Items from a data source
----

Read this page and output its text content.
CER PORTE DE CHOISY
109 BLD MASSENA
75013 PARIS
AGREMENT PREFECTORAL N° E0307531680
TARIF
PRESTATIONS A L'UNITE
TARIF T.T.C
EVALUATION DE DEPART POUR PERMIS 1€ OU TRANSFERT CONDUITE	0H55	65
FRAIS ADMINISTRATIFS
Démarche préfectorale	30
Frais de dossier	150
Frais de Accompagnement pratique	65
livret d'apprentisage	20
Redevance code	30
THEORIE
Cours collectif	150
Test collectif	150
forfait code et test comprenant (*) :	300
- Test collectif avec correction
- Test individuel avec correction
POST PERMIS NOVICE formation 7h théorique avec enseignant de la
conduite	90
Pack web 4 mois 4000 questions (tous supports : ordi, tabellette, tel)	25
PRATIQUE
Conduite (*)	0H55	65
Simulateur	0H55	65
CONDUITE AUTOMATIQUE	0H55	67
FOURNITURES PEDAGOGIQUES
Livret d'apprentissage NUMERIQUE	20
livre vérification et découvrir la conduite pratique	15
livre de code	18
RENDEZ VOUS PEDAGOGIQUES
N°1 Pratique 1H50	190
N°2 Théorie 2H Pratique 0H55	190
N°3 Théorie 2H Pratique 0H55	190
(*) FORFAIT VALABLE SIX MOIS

----

Directions: Your task is to extract all of the records exactly.

Exercise solution:
Read this page and output its text content.
CER PORTE DE CHOISY
109 BLD MASSENA
75013 PARIS
AGREMENT PREFECTORAL N° E0307531680
TARIF
PRESTATIONS A L'UNITE
TARIF T.T.C
EVALUATION DE DEPART POUR PERMIS 1€ OU TRANSFERT CONDUITE	0H55	65
FRAIS ADMINISTRATIFS
Démarche préfectorale	30
Frais de dossier	150
Frais de Accompagnement pratique	65
livret d'apprentisage	20
Redevance code	30
THEORIE
Cours collectif	150
Test collectif	150
forfait code et test comprenant (*) :	300
- Test collectif avec correction
- Test individuel avec correction
POST PERMIS NOVICE formation 7h théorique avec enseignant de la
conduite	90
Pack web 4 mois 4000 questions (tous supports : ordi, tabellette, tel)	25
PRATIQUE
Conduite (*)	0H55	65
Simulateur	0H55	65
CONDUITE AUTOMATIQUE	0H55	67
FOURNITURES PEDAGOGIQUES
Livret d'apprentissage NUMERIQUE	20
livre vérification et découvrir la conduite pratique	15
livre de code	18
RENDEZ VOUS PEDAGOGIQUES
N°1 Pratique 1H50	190
N°2 Théorie 2H Pratique 0H55	190
N°3 Théorie 2H Pratique 0H55	190
(*) FORFAIT VALABLE SIX MOIS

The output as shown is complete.